Data records:
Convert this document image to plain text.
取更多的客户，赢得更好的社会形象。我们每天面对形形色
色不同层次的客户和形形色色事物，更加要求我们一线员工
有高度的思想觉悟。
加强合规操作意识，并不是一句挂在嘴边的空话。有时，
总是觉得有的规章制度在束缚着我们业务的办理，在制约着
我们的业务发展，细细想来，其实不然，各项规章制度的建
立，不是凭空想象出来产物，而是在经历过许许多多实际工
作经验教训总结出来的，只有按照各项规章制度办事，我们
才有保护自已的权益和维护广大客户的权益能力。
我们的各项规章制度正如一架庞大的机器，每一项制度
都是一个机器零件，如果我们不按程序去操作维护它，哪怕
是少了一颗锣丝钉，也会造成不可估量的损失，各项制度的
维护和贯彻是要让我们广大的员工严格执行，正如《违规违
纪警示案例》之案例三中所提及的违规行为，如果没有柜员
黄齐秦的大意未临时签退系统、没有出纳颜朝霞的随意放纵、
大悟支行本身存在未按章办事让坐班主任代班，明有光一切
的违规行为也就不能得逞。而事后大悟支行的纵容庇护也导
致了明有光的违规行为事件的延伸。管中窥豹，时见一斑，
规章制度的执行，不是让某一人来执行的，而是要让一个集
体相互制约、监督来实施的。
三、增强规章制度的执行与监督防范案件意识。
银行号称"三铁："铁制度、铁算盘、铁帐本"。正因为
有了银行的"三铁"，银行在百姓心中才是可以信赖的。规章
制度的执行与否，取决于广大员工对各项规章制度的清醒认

Aim | Write out the entries above word for word.

Response |
Convert this document image to plain text.
取更多的客户，赢得更好的社会形象。我们每天面对形形色
色不同层次的客户和形形色色事物，更加要求我们一线员工
有高度的思想觉悟。
加强合规操作意识，并不是一句挂在嘴边的空话。有时，
总是觉得有的规章制度在束缚着我们业务的办理，在制约着
我们的业务发展，细细想来，其实不然，各项规章制度的建
立，不是凭空想象出来产物，而是在经历过许许多多实际工
作经验教训总结出来的，只有按照各项规章制度办事，我们
才有保护自已的权益和维护广大客户的权益能力。
我们的各项规章制度正如一架庞大的机器，每一项制度
都是一个机器零件，如果我们不按程序去操作维护它，哪怕
是少了一颗锣丝钉，也会造成不可估量的损失，各项制度的
维护和贯彻是要让我们广大的员工严格执行，正如《违规违
纪警示案例》之案例三中所提及的违规行为，如果没有柜员
黄齐秦的大意未临时签退系统、没有出纳颜朝霞的随意放纵、
大悟支行本身存在未按章办事让坐班主任代班，明有光一切
的违规行为也就不能得逞。而事后大悟支行的纵容庇护也导
致了明有光的违规行为事件的延伸。管中窥豹，时见一斑，
规章制度的执行，不是让某一人来执行的，而是要让一个集
体相互制约、监督来实施的。
三、增强规章制度的执行与监督防范案件意识。
银行号称"三铁："铁制度、铁算盘、铁帐本"。正因为
有了银行的"三铁"，银行在百姓心中才是可以信赖的。规章
制度的执行与否，取决于广大员工对各项规章制度的清醒认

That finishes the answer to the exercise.